_Aim_: Without the pictures, repeat the listing character for character.
┌─ Record list
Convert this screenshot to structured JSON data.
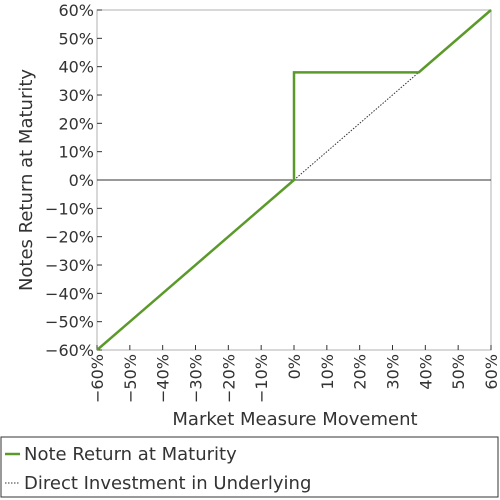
{
  "chart_data": {
    "type": "line",
    "xlabel": "Market Measure Movement",
    "ylabel": "Notes Return at Maturity",
    "xlim": [
      -60,
      60
    ],
    "ylim": [
      -60,
      60
    ],
    "x_ticks": [
      "−60%",
      "−50%",
      "−40%",
      "−30%",
      "−20%",
      "−10%",
      "0%",
      "10%",
      "20%",
      "30%",
      "40%",
      "50%",
      "60%"
    ],
    "y_ticks": [
      "60%",
      "50%",
      "40%",
      "30%",
      "20%",
      "10%",
      "0%",
      "−10%",
      "−20%",
      "−30%",
      "−40%",
      "−50%",
      "−60%"
    ],
    "x_tick_values": [
      -60,
      -50,
      -40,
      -30,
      -20,
      -10,
      0,
      10,
      20,
      30,
      40,
      50,
      60
    ],
    "y_tick_values": [
      60,
      50,
      40,
      30,
      20,
      10,
      0,
      -10,
      -20,
      -30,
      -40,
      -50,
      -60
    ],
    "grid": false,
    "legend_position": "bottom",
    "series": [
      {
        "name": "Note Return at Maturity",
        "color": "#5b9a2a",
        "style": "solid",
        "x": [
          -60,
          0,
          0,
          38,
          60
        ],
        "y": [
          -60,
          0,
          38,
          38,
          60
        ]
      },
      {
        "name": "Direct Investment in Underlying",
        "color": "#333333",
        "style": "dotted",
        "x": [
          0,
          60
        ],
        "y": [
          0,
          60
        ]
      }
    ]
  }
}
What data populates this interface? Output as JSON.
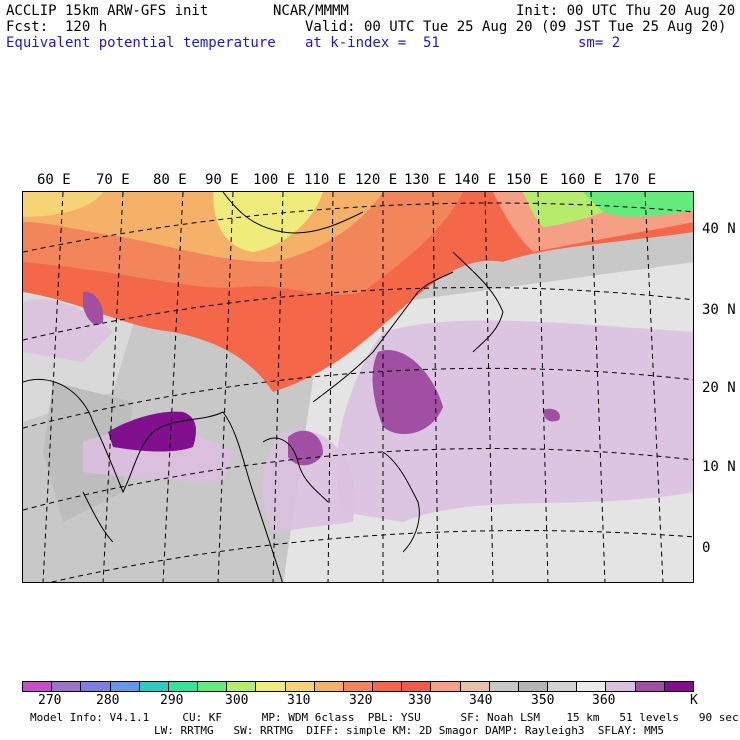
{
  "header": {
    "model": "ACCLIP 15km ARW-GFS init",
    "forecast": "Fcst:  120 h",
    "center": "NCAR/MMMM",
    "init": "Init: 00 UTC Thu 20 Aug 20",
    "valid": "Valid: 00 UTC Tue 25 Aug 20 (09 JST Tue 25 Aug 20)",
    "field": "Equivalent potential temperature",
    "level": "at k-index =  51",
    "smoothing": "sm= 2"
  },
  "map": {
    "lon_labels": [
      "60 E",
      "70 E",
      "80 E",
      "90 E",
      "100 E",
      "110 E",
      "120 E",
      "130 E",
      "140 E",
      "150 E",
      "160 E",
      "170 E"
    ],
    "lat_labels": [
      "40 N",
      "30 N",
      "20 N",
      "10 N",
      "0"
    ]
  },
  "colorbar": {
    "colors": [
      "#c54fc7",
      "#9a74c9",
      "#7f7ee0",
      "#6597e9",
      "#2ec9c0",
      "#35e29a",
      "#64eb7c",
      "#b6ec6c",
      "#f0ec7c",
      "#f6d374",
      "#f5b168",
      "#f2855a",
      "#f56749",
      "#f45a4a",
      "#f5a085",
      "#e7c1a8",
      "#c8c8c8",
      "#b4b4b4",
      "#d2d2d2",
      "#ececec",
      "#dbbfdf",
      "#a04fa3",
      "#80108e"
    ],
    "labels": [
      "270",
      "280",
      "290",
      "300",
      "310",
      "320",
      "330",
      "340",
      "350",
      "360",
      "K"
    ],
    "unit": "K"
  },
  "footer": {
    "line1": "Model Info: V4.1.1     CU: KF      MP: WDM 6class  PBL: YSU      SF: Noah LSM    15 km   51 levels   90 sec",
    "line2": "LW: RRTMG   SW: RRTMG  DIFF: simple KM: 2D Smagor DAMP: Rayleigh3  SFLAY: MM5"
  }
}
└─
_Task response_:
Convert this screenshot to structured JSON data.
{
  "chart_data": {
    "type": "line",
    "xlabel": "Market Measure Movement",
    "ylabel": "Notes Return at Maturity",
    "xlim": [
      -60,
      60
    ],
    "ylim": [
      -60,
      60
    ],
    "x_ticks": [
      "−60%",
      "−50%",
      "−40%",
      "−30%",
      "−20%",
      "−10%",
      "0%",
      "10%",
      "20%",
      "30%",
      "40%",
      "50%",
      "60%"
    ],
    "y_ticks": [
      "60%",
      "50%",
      "40%",
      "30%",
      "20%",
      "10%",
      "0%",
      "−10%",
      "−20%",
      "−30%",
      "−40%",
      "−50%",
      "−60%"
    ],
    "x_tick_values": [
      -60,
      -50,
      -40,
      -30,
      -20,
      -10,
      0,
      10,
      20,
      30,
      40,
      50,
      60
    ],
    "y_tick_values": [
      60,
      50,
      40,
      30,
      20,
      10,
      0,
      -10,
      -20,
      -30,
      -40,
      -50,
      -60
    ],
    "grid": false,
    "legend_position": "bottom",
    "series": [
      {
        "name": "Note Return at Maturity",
        "color": "#5b9a2a",
        "style": "solid",
        "x": [
          -60,
          0,
          0,
          38,
          60
        ],
        "y": [
          -60,
          0,
          38,
          38,
          60
        ]
      },
      {
        "name": "Direct Investment in Underlying",
        "color": "#333333",
        "style": "dotted",
        "x": [
          0,
          60
        ],
        "y": [
          0,
          60
        ]
      }
    ]
  }
}
What data populates this interface? Output as JSON.
{
  "header": {
    "model": "ACCLIP 15km ARW-GFS init",
    "forecast": "Fcst:  120 h",
    "center": "NCAR/MMMM",
    "init": "Init: 00 UTC Thu 20 Aug 20",
    "valid": "Valid: 00 UTC Tue 25 Aug 20 (09 JST Tue 25 Aug 20)",
    "field": "Equivalent potential temperature",
    "level": "at k-index =  51",
    "smoothing": "sm= 2"
  },
  "map": {
    "lon_labels": [
      "60 E",
      "70 E",
      "80 E",
      "90 E",
      "100 E",
      "110 E",
      "120 E",
      "130 E",
      "140 E",
      "150 E",
      "160 E",
      "170 E"
    ],
    "lat_labels": [
      "40 N",
      "30 N",
      "20 N",
      "10 N",
      "0"
    ]
  },
  "colorbar": {
    "colors": [
      "#c54fc7",
      "#9a74c9",
      "#7f7ee0",
      "#6597e9",
      "#2ec9c0",
      "#35e29a",
      "#64eb7c",
      "#b6ec6c",
      "#f0ec7c",
      "#f6d374",
      "#f5b168",
      "#f2855a",
      "#f56749",
      "#f45a4a",
      "#f5a085",
      "#e7c1a8",
      "#c8c8c8",
      "#b4b4b4",
      "#d2d2d2",
      "#ececec",
      "#dbbfdf",
      "#a04fa3",
      "#80108e"
    ],
    "labels": [
      "270",
      "280",
      "290",
      "300",
      "310",
      "320",
      "330",
      "340",
      "350",
      "360",
      "K"
    ],
    "unit": "K"
  },
  "footer": {
    "line1": "Model Info: V4.1.1     CU: KF      MP: WDM 6class  PBL: YSU      SF: Noah LSM    15 km   51 levels   90 sec",
    "line2": "LW: RRTMG   SW: RRTMG  DIFF: simple KM: 2D Smagor DAMP: Rayleigh3  SFLAY: MM5"
  }
}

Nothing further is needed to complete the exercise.